● **Task statement**: Could you rewrite the items from the very first line through the line containing "date-value: 08 - 10", replacing "chevron-down-icon" with "caret-down-icon" and leaving everything else the same?

● **Provided information**:
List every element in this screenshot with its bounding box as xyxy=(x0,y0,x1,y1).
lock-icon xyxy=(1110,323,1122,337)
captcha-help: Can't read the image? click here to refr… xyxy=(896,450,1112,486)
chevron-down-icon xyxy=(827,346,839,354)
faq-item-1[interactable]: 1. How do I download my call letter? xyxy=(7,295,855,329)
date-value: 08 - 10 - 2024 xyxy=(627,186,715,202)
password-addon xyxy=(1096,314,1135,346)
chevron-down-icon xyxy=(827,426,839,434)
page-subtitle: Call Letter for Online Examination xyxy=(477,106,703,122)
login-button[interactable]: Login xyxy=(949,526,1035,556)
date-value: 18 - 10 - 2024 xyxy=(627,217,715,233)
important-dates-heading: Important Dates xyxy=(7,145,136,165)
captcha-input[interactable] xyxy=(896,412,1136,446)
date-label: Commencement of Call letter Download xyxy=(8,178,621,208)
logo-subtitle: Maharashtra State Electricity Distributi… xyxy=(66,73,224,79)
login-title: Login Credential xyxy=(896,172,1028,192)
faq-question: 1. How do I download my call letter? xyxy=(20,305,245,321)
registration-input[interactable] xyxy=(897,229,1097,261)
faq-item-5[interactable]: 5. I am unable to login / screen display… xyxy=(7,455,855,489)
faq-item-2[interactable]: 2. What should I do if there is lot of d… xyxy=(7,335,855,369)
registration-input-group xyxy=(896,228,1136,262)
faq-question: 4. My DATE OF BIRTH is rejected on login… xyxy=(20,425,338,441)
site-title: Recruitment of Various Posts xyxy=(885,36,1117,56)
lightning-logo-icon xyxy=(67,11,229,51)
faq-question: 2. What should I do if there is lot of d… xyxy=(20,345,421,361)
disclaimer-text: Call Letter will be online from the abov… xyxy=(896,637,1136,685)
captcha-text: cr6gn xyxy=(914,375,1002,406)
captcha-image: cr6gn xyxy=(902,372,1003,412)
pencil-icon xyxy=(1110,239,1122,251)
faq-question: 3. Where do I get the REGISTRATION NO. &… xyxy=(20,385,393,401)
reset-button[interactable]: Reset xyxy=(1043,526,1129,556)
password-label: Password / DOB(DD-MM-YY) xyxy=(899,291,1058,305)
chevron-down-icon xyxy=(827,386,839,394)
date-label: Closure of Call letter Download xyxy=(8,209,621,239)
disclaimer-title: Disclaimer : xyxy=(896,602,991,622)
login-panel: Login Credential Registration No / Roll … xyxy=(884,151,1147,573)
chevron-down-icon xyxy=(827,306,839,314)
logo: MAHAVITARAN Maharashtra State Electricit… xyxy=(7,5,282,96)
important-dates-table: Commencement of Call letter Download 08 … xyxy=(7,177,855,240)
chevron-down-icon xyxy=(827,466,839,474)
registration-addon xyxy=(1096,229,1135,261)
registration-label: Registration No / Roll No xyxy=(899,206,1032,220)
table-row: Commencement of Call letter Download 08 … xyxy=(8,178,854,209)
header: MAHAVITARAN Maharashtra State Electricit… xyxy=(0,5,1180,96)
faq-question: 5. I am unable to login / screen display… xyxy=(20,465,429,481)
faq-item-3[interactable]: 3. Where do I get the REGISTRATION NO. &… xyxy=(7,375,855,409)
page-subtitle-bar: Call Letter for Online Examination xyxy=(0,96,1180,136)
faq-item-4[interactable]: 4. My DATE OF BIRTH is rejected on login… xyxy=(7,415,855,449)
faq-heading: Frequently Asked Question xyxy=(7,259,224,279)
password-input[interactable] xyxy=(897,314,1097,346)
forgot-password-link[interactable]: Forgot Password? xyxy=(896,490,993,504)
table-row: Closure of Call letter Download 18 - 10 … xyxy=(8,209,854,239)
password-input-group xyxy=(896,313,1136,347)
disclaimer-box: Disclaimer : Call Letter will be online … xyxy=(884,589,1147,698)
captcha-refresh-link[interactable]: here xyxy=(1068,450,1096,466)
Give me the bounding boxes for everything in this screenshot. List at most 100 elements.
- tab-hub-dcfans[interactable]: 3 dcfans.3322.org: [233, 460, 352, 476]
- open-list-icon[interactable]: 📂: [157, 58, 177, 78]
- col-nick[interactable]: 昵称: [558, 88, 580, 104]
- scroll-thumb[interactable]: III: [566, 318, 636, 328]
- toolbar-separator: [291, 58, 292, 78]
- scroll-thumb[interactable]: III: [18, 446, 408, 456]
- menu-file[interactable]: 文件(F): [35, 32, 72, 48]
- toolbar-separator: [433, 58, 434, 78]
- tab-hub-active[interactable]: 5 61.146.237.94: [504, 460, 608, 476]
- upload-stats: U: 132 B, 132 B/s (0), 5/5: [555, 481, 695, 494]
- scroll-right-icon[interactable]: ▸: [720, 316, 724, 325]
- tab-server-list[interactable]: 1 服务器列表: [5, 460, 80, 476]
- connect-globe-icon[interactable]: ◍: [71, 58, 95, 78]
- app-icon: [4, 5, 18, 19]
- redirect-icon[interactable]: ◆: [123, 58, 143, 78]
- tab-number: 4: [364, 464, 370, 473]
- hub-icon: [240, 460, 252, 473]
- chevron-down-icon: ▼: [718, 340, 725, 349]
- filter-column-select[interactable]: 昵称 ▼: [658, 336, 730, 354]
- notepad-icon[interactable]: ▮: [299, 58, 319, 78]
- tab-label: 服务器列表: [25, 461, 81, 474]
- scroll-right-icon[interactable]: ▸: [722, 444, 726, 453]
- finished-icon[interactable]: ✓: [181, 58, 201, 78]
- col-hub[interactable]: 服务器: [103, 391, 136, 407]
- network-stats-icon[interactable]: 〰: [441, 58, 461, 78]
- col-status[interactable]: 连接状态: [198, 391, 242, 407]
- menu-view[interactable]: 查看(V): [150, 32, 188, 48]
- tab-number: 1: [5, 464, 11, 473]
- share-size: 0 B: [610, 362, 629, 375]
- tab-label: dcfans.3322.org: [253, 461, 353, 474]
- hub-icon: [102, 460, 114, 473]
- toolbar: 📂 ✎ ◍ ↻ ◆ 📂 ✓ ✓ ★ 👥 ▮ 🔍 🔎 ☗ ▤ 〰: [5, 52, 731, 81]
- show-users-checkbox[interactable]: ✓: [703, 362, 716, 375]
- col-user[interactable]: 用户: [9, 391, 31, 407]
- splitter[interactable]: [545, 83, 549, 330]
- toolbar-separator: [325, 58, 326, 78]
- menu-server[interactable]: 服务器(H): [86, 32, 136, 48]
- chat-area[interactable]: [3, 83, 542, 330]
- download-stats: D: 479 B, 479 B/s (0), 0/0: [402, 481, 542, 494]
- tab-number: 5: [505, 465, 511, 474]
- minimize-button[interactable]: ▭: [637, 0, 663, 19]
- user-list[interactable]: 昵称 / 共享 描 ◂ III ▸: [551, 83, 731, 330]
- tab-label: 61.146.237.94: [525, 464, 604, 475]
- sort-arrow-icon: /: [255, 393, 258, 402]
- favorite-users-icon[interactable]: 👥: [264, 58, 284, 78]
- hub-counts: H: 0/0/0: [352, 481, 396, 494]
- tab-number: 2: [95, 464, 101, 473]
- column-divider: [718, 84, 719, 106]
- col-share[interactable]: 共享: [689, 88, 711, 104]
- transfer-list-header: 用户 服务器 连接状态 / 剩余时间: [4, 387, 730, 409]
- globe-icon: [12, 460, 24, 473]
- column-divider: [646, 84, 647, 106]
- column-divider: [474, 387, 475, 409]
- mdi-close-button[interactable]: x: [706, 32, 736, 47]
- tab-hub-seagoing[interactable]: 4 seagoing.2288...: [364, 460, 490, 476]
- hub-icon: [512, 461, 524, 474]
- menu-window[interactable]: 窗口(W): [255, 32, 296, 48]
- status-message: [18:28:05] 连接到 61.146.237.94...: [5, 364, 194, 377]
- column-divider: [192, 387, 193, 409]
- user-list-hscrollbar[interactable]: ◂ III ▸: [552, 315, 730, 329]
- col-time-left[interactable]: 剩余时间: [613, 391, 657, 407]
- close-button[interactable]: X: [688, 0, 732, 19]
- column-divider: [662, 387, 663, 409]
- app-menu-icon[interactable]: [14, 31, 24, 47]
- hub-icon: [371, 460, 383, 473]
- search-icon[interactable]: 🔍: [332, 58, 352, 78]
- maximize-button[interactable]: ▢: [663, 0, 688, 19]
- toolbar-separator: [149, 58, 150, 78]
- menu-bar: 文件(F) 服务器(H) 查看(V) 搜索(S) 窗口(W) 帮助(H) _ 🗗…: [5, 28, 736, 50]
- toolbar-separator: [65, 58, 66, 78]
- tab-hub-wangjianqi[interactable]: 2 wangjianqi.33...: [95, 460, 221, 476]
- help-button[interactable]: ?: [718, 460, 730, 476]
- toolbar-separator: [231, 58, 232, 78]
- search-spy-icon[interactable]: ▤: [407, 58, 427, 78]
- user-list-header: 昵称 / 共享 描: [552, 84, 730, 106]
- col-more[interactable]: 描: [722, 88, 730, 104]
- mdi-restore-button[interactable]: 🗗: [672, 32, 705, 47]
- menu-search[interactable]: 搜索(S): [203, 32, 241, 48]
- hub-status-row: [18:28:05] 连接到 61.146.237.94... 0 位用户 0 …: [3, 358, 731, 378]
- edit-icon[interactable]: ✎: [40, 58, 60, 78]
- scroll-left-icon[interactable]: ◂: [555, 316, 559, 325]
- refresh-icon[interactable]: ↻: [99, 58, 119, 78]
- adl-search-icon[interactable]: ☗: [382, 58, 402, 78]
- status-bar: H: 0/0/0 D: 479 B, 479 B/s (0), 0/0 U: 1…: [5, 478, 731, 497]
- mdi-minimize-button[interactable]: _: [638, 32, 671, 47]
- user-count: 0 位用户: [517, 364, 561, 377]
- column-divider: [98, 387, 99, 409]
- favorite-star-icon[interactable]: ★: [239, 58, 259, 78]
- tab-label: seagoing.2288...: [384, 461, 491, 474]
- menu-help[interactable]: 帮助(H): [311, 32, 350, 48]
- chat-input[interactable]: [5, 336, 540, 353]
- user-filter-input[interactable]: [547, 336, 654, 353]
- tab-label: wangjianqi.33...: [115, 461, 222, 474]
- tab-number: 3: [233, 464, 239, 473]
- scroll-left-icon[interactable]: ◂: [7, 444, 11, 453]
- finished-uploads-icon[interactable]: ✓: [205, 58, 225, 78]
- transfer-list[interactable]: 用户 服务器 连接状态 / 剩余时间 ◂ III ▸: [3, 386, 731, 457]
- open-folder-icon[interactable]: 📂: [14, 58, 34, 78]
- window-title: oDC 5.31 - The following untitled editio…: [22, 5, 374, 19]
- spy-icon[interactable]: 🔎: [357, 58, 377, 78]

● **Task output**:
List every element in this screenshot with its bounding box as xyxy=(x0,y0,x1,y1).
lock-icon xyxy=(1110,323,1122,337)
captcha-help: Can't read the image? click here to refr… xyxy=(896,450,1112,486)
caret-down-icon xyxy=(827,346,839,354)
faq-item-1[interactable]: 1. How do I download my call letter? xyxy=(7,295,855,329)
date-value: 08 - 10 - 2024 xyxy=(627,186,715,202)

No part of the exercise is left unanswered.